Excerpt from a dataset:
------------------------------------------------------------------------

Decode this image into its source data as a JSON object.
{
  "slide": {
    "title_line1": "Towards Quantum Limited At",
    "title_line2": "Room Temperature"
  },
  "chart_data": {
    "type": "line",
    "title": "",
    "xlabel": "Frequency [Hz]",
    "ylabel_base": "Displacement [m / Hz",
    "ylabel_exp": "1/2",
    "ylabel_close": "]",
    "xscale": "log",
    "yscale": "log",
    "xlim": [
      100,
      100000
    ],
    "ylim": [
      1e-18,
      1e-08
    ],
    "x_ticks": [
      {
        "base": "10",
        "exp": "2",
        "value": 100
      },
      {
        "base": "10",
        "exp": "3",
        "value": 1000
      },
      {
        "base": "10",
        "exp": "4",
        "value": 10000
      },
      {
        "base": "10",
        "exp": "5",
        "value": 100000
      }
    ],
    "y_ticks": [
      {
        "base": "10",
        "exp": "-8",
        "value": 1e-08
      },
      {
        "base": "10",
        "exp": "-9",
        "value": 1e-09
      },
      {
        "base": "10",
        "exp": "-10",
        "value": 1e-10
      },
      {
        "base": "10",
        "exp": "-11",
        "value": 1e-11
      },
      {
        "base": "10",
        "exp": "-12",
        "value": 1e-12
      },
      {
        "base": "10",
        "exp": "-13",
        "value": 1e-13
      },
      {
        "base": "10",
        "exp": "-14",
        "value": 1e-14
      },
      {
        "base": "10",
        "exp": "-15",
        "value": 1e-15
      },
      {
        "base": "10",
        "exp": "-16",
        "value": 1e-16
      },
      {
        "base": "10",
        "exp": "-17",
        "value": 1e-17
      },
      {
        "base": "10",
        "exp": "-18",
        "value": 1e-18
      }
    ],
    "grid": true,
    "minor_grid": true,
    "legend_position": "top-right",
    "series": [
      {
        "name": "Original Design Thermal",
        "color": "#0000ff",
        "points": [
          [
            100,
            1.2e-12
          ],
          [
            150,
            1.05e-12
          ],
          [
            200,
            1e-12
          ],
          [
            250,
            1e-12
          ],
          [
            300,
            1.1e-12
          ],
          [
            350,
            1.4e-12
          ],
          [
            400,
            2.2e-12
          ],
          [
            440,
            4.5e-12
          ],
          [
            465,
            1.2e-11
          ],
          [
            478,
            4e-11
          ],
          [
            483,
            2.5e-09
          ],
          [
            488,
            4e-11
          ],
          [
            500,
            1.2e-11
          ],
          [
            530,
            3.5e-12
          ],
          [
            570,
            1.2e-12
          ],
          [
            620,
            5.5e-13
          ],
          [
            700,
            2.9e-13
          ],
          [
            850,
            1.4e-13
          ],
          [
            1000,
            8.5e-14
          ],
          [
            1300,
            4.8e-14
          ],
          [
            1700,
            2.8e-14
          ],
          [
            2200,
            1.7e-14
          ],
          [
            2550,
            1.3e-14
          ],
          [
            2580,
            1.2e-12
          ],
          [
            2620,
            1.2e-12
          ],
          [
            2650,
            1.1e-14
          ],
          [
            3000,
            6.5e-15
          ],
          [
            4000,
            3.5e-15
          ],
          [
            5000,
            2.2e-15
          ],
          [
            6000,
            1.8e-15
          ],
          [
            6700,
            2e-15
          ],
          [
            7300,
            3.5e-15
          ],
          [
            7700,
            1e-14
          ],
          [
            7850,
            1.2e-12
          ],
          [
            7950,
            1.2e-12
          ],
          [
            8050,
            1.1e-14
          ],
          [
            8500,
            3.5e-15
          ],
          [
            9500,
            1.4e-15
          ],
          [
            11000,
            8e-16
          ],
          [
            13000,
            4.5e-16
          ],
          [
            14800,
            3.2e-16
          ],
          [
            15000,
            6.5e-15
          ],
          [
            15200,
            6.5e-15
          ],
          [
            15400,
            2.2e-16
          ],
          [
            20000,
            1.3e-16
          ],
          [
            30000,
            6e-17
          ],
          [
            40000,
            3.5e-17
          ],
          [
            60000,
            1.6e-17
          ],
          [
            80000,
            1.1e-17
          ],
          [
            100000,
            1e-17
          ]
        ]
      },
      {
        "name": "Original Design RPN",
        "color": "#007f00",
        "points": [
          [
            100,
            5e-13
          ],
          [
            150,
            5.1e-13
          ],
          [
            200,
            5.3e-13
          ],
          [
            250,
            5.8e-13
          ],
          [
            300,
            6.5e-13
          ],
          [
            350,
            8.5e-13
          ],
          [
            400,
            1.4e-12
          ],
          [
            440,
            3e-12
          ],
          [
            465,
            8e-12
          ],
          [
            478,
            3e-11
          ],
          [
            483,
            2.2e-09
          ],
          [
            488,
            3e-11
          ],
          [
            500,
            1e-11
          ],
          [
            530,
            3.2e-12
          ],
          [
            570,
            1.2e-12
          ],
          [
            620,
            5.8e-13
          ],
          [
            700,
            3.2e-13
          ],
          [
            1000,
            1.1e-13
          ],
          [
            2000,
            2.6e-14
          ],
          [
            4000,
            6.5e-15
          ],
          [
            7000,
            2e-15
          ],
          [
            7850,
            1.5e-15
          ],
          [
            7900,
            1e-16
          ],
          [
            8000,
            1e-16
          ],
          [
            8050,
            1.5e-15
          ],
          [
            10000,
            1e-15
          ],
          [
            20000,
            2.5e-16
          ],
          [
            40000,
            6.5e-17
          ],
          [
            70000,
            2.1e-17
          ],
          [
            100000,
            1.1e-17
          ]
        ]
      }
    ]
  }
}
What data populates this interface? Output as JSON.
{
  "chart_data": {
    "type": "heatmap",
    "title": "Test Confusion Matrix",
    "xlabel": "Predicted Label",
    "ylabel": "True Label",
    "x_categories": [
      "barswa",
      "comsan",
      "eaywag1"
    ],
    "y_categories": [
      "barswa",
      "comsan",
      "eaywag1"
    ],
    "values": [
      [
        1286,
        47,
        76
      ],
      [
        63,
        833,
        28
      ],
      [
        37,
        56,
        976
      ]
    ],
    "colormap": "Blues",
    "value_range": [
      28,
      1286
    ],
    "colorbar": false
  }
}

------------------------------------------------------------------------

Go back to the listing above and please repeat it exactly.

Decode this image into its source data as a JSON object.
{
  "slide": {
    "title_line1": "Towards Quantum Limited At",
    "title_line2": "Room Temperature"
  },
  "chart_data": {
    "type": "line",
    "title": "",
    "xlabel": "Frequency [Hz]",
    "ylabel_base": "Displacement [m / Hz",
    "ylabel_exp": "1/2",
    "ylabel_close": "]",
    "xscale": "log",
    "yscale": "log",
    "xlim": [
      100,
      100000
    ],
    "ylim": [
      1e-18,
      1e-08
    ],
    "x_ticks": [
      {
        "base": "10",
        "exp": "2",
        "value": 100
      },
      {
        "base": "10",
        "exp": "3",
        "value": 1000
      },
      {
        "base": "10",
        "exp": "4",
        "value": 10000
      },
      {
        "base": "10",
        "exp": "5",
        "value": 100000
      }
    ],
    "y_ticks": [
      {
        "base": "10",
        "exp": "-8",
        "value": 1e-08
      },
      {
        "base": "10",
        "exp": "-9",
        "value": 1e-09
      },
      {
        "base": "10",
        "exp": "-10",
        "value": 1e-10
      },
      {
        "base": "10",
        "exp": "-11",
        "value": 1e-11
      },
      {
        "base": "10",
        "exp": "-12",
        "value": 1e-12
      },
      {
        "base": "10",
        "exp": "-13",
        "value": 1e-13
      },
      {
        "base": "10",
        "exp": "-14",
        "value": 1e-14
      },
      {
        "base": "10",
        "exp": "-15",
        "value": 1e-15
      },
      {
        "base": "10",
        "exp": "-16",
        "value": 1e-16
      },
      {
        "base": "10",
        "exp": "-17",
        "value": 1e-17
      },
      {
        "base": "10",
        "exp": "-18",
        "value": 1e-18
      }
    ],
    "grid": true,
    "minor_grid": true,
    "legend_position": "top-right",
    "series": [
      {
        "name": "Original Design Thermal",
        "color": "#0000ff",
        "points": [
          [
            100,
            1.2e-12
          ],
          [
            150,
            1.05e-12
          ],
          [
            200,
            1e-12
          ],
          [
            250,
            1e-12
          ],
          [
            300,
            1.1e-12
          ],
          [
            350,
            1.4e-12
          ],
          [
            400,
            2.2e-12
          ],
          [
            440,
            4.5e-12
          ],
          [
            465,
            1.2e-11
          ],
          [
            478,
            4e-11
          ],
          [
            483,
            2.5e-09
          ],
          [
            488,
            4e-11
          ],
          [
            500,
            1.2e-11
          ],
          [
            530,
            3.5e-12
          ],
          [
            570,
            1.2e-12
          ],
          [
            620,
            5.5e-13
          ],
          [
            700,
            2.9e-13
          ],
          [
            850,
            1.4e-13
          ],
          [
            1000,
            8.5e-14
          ],
          [
            1300,
            4.8e-14
          ],
          [
            1700,
            2.8e-14
          ],
          [
            2200,
            1.7e-14
          ],
          [
            2550,
            1.3e-14
          ],
          [
            2580,
            1.2e-12
          ],
          [
            2620,
            1.2e-12
          ],
          [
            2650,
            1.1e-14
          ],
          [
            3000,
            6.5e-15
          ],
          [
            4000,
            3.5e-15
          ],
          [
            5000,
            2.2e-15
          ],
          [
            6000,
            1.8e-15
          ],
          [
            6700,
            2e-15
          ],
          [
            7300,
            3.5e-15
          ],
          [
            7700,
            1e-14
          ],
          [
            7850,
            1.2e-12
          ],
          [
            7950,
            1.2e-12
          ],
          [
            8050,
            1.1e-14
          ],
          [
            8500,
            3.5e-15
          ],
          [
            9500,
            1.4e-15
          ],
          [
            11000,
            8e-16
          ],
          [
            13000,
            4.5e-16
          ],
          [
            14800,
            3.2e-16
          ],
          [
            15000,
            6.5e-15
          ],
          [
            15200,
            6.5e-15
          ],
          [
            15400,
            2.2e-16
          ],
          [
            20000,
            1.3e-16
          ],
          [
            30000,
            6e-17
          ],
          [
            40000,
            3.5e-17
          ],
          [
            60000,
            1.6e-17
          ],
          [
            80000,
            1.1e-17
          ],
          [
            100000,
            1e-17
          ]
        ]
      },
      {
        "name": "Original Design RPN",
        "color": "#007f00",
        "points": [
          [
            100,
            5e-13
          ],
          [
            150,
            5.1e-13
          ],
          [
            200,
            5.3e-13
          ],
          [
            250,
            5.8e-13
          ],
          [
            300,
            6.5e-13
          ],
          [
            350,
            8.5e-13
          ],
          [
            400,
            1.4e-12
          ],
          [
            440,
            3e-12
          ],
          [
            465,
            8e-12
          ],
          [
            478,
            3e-11
          ],
          [
            483,
            2.2e-09
          ],
          [
            488,
            3e-11
          ],
          [
            500,
            1e-11
          ],
          [
            530,
            3.2e-12
          ],
          [
            570,
            1.2e-12
          ],
          [
            620,
            5.8e-13
          ],
          [
            700,
            3.2e-13
          ],
          [
            1000,
            1.1e-13
          ],
          [
            2000,
            2.6e-14
          ],
          [
            4000,
            6.5e-15
          ],
          [
            7000,
            2e-15
          ],
          [
            7850,
            1.5e-15
          ],
          [
            7900,
            1e-16
          ],
          [
            8000,
            1e-16
          ],
          [
            8050,
            1.5e-15
          ],
          [
            10000,
            1e-15
          ],
          [
            20000,
            2.5e-16
          ],
          [
            40000,
            6.5e-17
          ],
          [
            70000,
            2.1e-17
          ],
          [
            100000,
            1.1e-17
          ]
        ]
      }
    ]
  }
}
What data populates this interface? Output as JSON.
{
  "chart_data": {
    "type": "heatmap",
    "title": "Test Confusion Matrix",
    "xlabel": "Predicted Label",
    "ylabel": "True Label",
    "x_categories": [
      "barswa",
      "comsan",
      "eaywag1"
    ],
    "y_categories": [
      "barswa",
      "comsan",
      "eaywag1"
    ],
    "values": [
      [
        1286,
        47,
        76
      ],
      [
        63,
        833,
        28
      ],
      [
        37,
        56,
        976
      ]
    ],
    "colormap": "Blues",
    "value_range": [
      28,
      1286
    ],
    "colorbar": false
  }
}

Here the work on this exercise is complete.